BEGIN

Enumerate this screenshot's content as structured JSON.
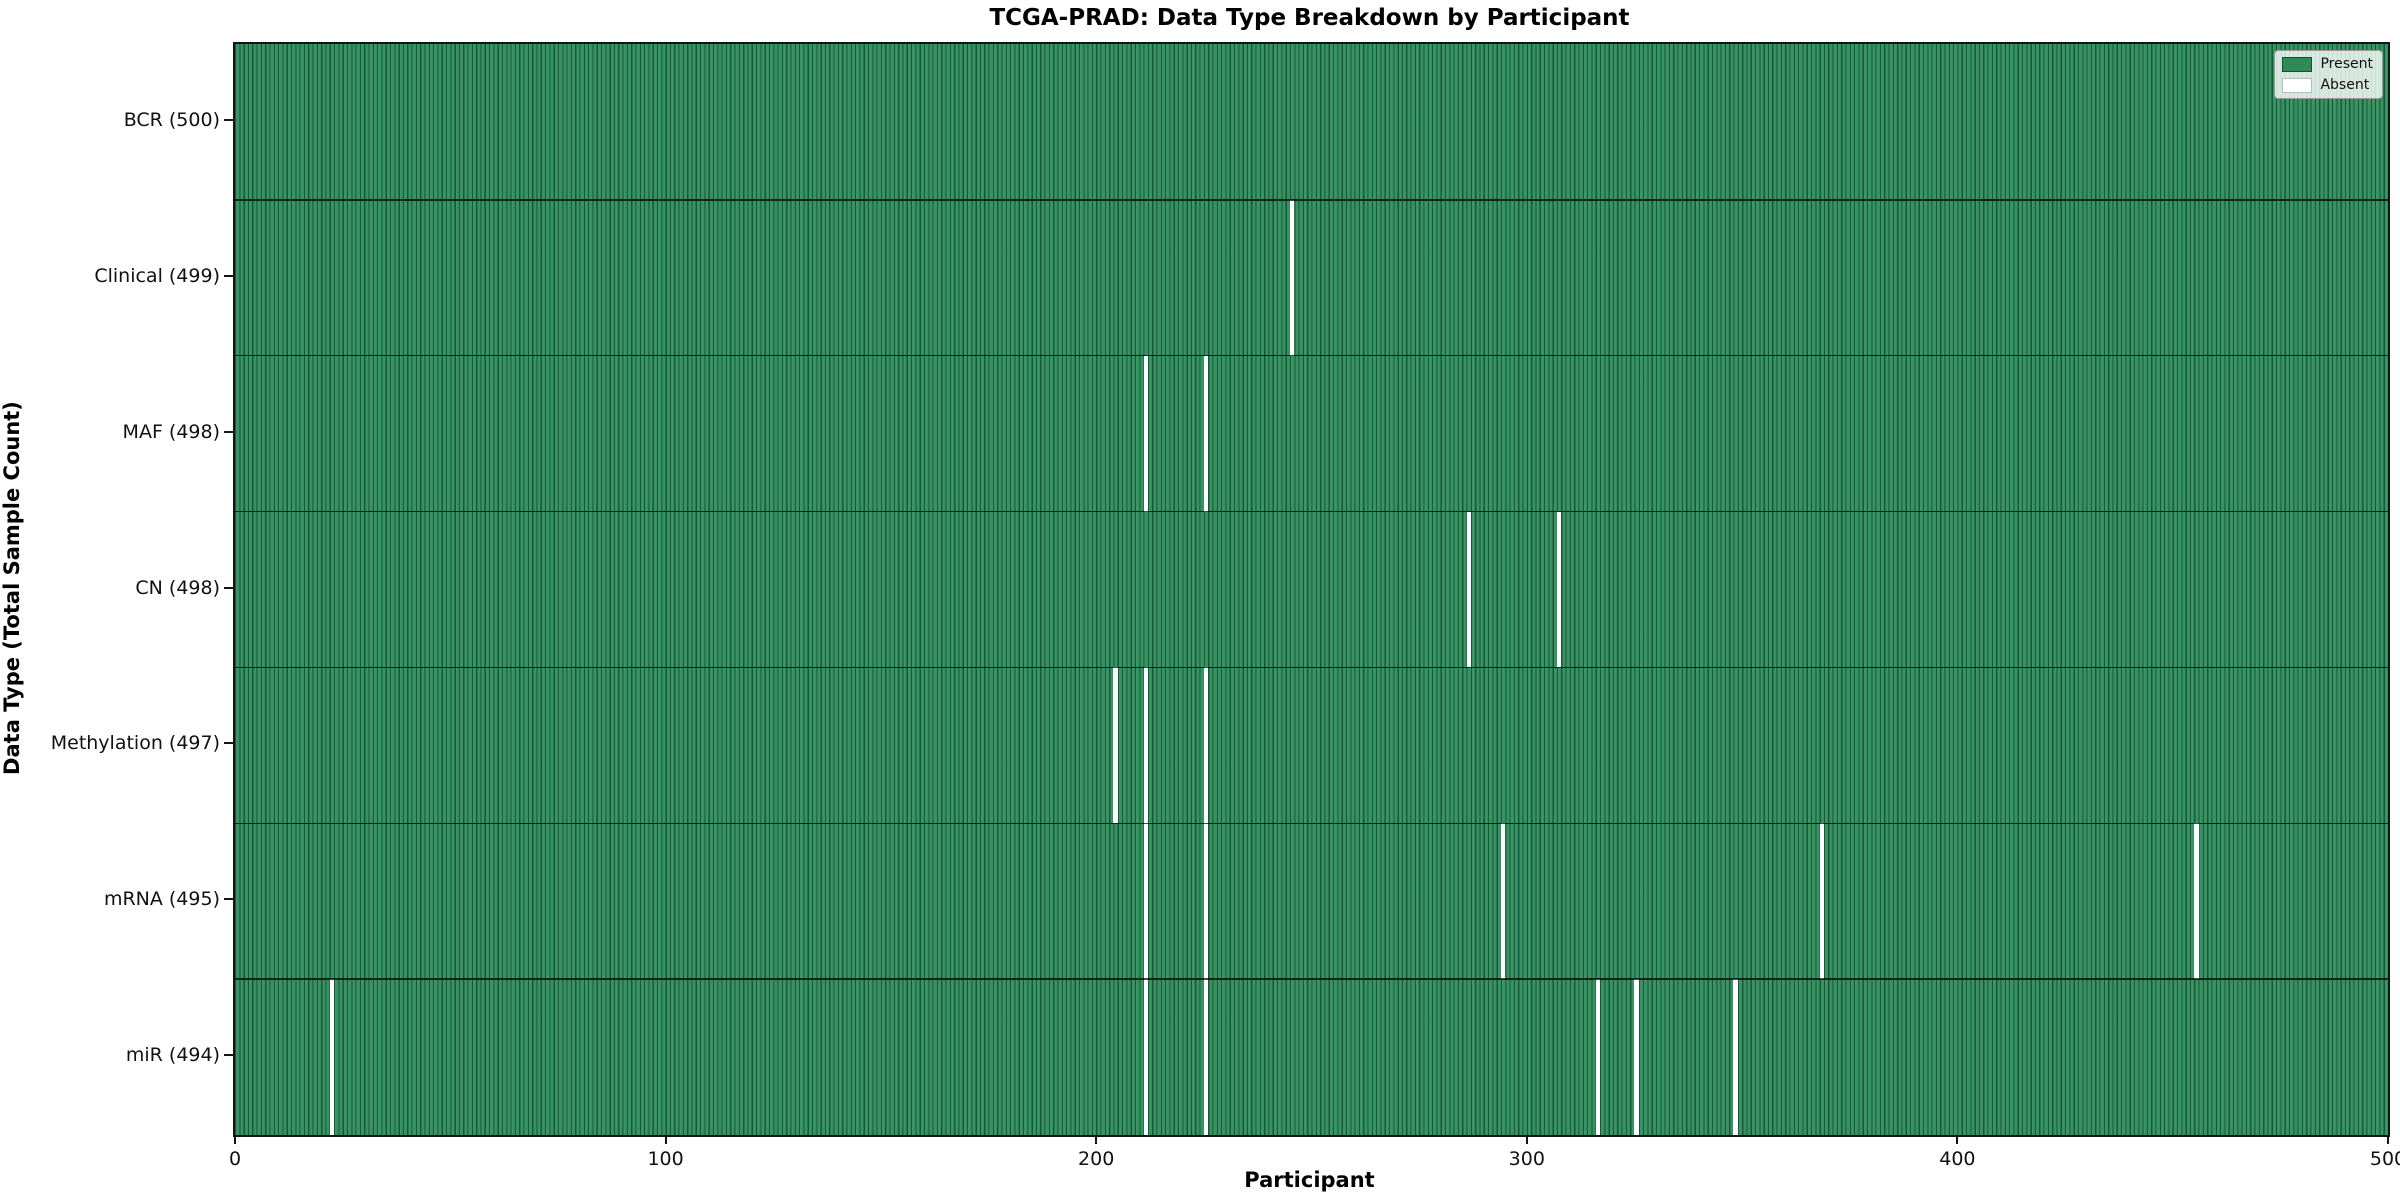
{
  "title": "TCGA-PRAD: Data Type Breakdown by Participant",
  "legend": {
    "present_label": "Present",
    "absent_label": "Absent"
  },
  "chart_data": {
    "type": "heatmap",
    "title": "TCGA-PRAD: Data Type Breakdown by Participant",
    "xlabel": "Participant",
    "ylabel": "Data Type (Total Sample Count)",
    "xlim": [
      0,
      500
    ],
    "x_ticks": [
      0,
      100,
      200,
      300,
      400,
      500
    ],
    "n_participants": 500,
    "grid": false,
    "legend_position": "upper right",
    "legend_entries": [
      {
        "label": "Present",
        "color": "#2e8b57"
      },
      {
        "label": "Absent",
        "color": "#ffffff"
      }
    ],
    "colors": {
      "present": "#2e8b57",
      "bar_edge": "#16402a",
      "absent": "#ffffff"
    },
    "rows": [
      {
        "label": "BCR (500)",
        "data_type": "BCR",
        "total": 500,
        "absent_participants": []
      },
      {
        "label": "Clinical (499)",
        "data_type": "Clinical",
        "total": 499,
        "absent_participants": [
          245
        ]
      },
      {
        "label": "MAF (498)",
        "data_type": "MAF",
        "total": 498,
        "absent_participants": [
          211,
          225
        ]
      },
      {
        "label": "CN (498)",
        "data_type": "CN",
        "total": 498,
        "absent_participants": [
          286,
          307
        ]
      },
      {
        "label": "Methylation (497)",
        "data_type": "Methylation",
        "total": 497,
        "absent_participants": [
          204,
          211,
          225
        ]
      },
      {
        "label": "mRNA (495)",
        "data_type": "mRNA",
        "total": 495,
        "absent_participants": [
          211,
          225,
          294,
          368,
          455
        ]
      },
      {
        "label": "miR (494)",
        "data_type": "miR",
        "total": 494,
        "absent_participants": [
          22,
          211,
          225,
          316,
          325,
          348
        ]
      }
    ]
  }
}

END

» **ASSIGNED TASK**
All lines in the records above that contain "Breakdown" are to be reported.

» **RESPONSE BOX**
  "title": "TCGA-PRAD: Data Type Breakdown by Participant",
    "title": "TCGA-PRAD: Data Type Breakdown by Participant",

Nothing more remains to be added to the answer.